All entries below are to be set down again, identical to the source.

===

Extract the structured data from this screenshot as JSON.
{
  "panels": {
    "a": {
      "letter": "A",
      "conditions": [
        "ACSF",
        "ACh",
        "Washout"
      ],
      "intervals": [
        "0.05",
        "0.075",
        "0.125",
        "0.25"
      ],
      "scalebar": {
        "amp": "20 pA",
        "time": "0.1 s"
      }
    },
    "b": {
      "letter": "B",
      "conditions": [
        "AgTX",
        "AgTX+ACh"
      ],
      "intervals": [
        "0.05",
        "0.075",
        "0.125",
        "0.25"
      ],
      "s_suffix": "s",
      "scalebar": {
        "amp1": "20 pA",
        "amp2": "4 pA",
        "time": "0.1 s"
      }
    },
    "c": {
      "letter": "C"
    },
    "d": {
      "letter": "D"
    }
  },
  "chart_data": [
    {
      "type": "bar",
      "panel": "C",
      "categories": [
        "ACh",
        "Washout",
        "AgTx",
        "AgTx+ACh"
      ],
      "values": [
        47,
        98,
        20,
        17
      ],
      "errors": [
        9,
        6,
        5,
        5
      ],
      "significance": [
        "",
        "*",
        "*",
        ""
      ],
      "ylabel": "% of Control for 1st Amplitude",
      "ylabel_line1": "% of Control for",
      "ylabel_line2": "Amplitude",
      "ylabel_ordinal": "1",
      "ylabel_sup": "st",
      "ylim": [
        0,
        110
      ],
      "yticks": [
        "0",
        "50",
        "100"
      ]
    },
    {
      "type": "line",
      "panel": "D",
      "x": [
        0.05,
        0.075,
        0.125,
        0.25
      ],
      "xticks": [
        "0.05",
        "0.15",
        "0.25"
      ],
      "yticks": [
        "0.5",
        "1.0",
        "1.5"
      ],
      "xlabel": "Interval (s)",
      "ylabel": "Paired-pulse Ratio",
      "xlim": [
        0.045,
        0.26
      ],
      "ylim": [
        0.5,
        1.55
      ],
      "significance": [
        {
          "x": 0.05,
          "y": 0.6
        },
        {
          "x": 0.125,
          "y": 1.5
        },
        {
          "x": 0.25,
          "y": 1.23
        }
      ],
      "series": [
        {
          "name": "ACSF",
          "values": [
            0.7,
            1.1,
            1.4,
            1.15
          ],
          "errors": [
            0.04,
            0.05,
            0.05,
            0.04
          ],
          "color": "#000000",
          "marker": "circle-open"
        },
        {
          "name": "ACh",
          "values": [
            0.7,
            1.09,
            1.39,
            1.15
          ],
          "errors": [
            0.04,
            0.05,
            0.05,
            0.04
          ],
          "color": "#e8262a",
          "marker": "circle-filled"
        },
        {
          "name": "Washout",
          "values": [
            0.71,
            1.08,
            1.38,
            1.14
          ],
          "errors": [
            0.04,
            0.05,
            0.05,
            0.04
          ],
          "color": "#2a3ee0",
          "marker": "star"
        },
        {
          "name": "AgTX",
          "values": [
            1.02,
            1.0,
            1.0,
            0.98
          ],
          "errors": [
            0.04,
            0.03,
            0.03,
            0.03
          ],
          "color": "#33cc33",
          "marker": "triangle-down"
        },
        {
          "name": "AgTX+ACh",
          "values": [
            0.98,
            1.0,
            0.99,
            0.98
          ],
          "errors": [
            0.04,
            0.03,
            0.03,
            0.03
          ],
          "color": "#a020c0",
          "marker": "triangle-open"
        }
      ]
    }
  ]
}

===

## [SOLVED PROBLEM]
Extract the structured data from this screenshot as JSON.
{
  "panels": {
    "a": {
      "letter": "A",
      "conditions": [
        "ACSF",
        "ACh",
        "Washout"
      ],
      "intervals": [
        "0.05",
        "0.075",
        "0.125",
        "0.25"
      ],
      "scalebar": {
        "amp": "20 pA",
        "time": "0.1 s"
      }
    },
    "b": {
      "letter": "B",
      "conditions": [
        "AgTX",
        "AgTX+ACh"
      ],
      "intervals": [
        "0.05",
        "0.075",
        "0.125",
        "0.25"
      ],
      "s_suffix": "s",
      "scalebar": {
        "amp1": "20 pA",
        "amp2": "4 pA",
        "time": "0.1 s"
      }
    },
    "c": {
      "letter": "C"
    },
    "d": {
      "letter": "D"
    }
  },
  "chart_data": [
    {
      "type": "bar",
      "panel": "C",
      "categories": [
        "ACh",
        "Washout",
        "AgTx",
        "AgTx+ACh"
      ],
      "values": [
        47,
        98,
        20,
        17
      ],
      "errors": [
        9,
        6,
        5,
        5
      ],
      "significance": [
        "",
        "*",
        "*",
        ""
      ],
      "ylabel": "% of Control for 1st Amplitude",
      "ylabel_line1": "% of Control for",
      "ylabel_line2": "Amplitude",
      "ylabel_ordinal": "1",
      "ylabel_sup": "st",
      "ylim": [
        0,
        110
      ],
      "yticks": [
        "0",
        "50",
        "100"
      ]
    },
    {
      "type": "line",
      "panel": "D",
      "x": [
        0.05,
        0.075,
        0.125,
        0.25
      ],
      "xticks": [
        "0.05",
        "0.15",
        "0.25"
      ],
      "yticks": [
        "0.5",
        "1.0",
        "1.5"
      ],
      "xlabel": "Interval (s)",
      "ylabel": "Paired-pulse Ratio",
      "xlim": [
        0.045,
        0.26
      ],
      "ylim": [
        0.5,
        1.55
      ],
      "significance": [
        {
          "x": 0.05,
          "y": 0.6
        },
        {
          "x": 0.125,
          "y": 1.5
        },
        {
          "x": 0.25,
          "y": 1.23
        }
      ],
      "series": [
        {
          "name": "ACSF",
          "values": [
            0.7,
            1.1,
            1.4,
            1.15
          ],
          "errors": [
            0.04,
            0.05,
            0.05,
            0.04
          ],
          "color": "#000000",
          "marker": "circle-open"
        },
        {
          "name": "ACh",
          "values": [
            0.7,
            1.09,
            1.39,
            1.15
          ],
          "errors": [
            0.04,
            0.05,
            0.05,
            0.04
          ],
          "color": "#e8262a",
          "marker": "circle-filled"
        },
        {
          "name": "Washout",
          "values": [
            0.71,
            1.08,
            1.38,
            1.14
          ],
          "errors": [
            0.04,
            0.05,
            0.05,
            0.04
          ],
          "color": "#2a3ee0",
          "marker": "star"
        },
        {
          "name": "AgTX",
          "values": [
            1.02,
            1.0,
            1.0,
            0.98
          ],
          "errors": [
            0.04,
            0.03,
            0.03,
            0.03
          ],
          "color": "#33cc33",
          "marker": "triangle-down"
        },
        {
          "name": "AgTX+ACh",
          "values": [
            0.98,
            1.0,
            0.99,
            0.98
          ],
          "errors": [
            0.04,
            0.03,
            0.03,
            0.03
          ],
          "color": "#a020c0",
          "marker": "triangle-open"
        }
      ]
    }
  ]
}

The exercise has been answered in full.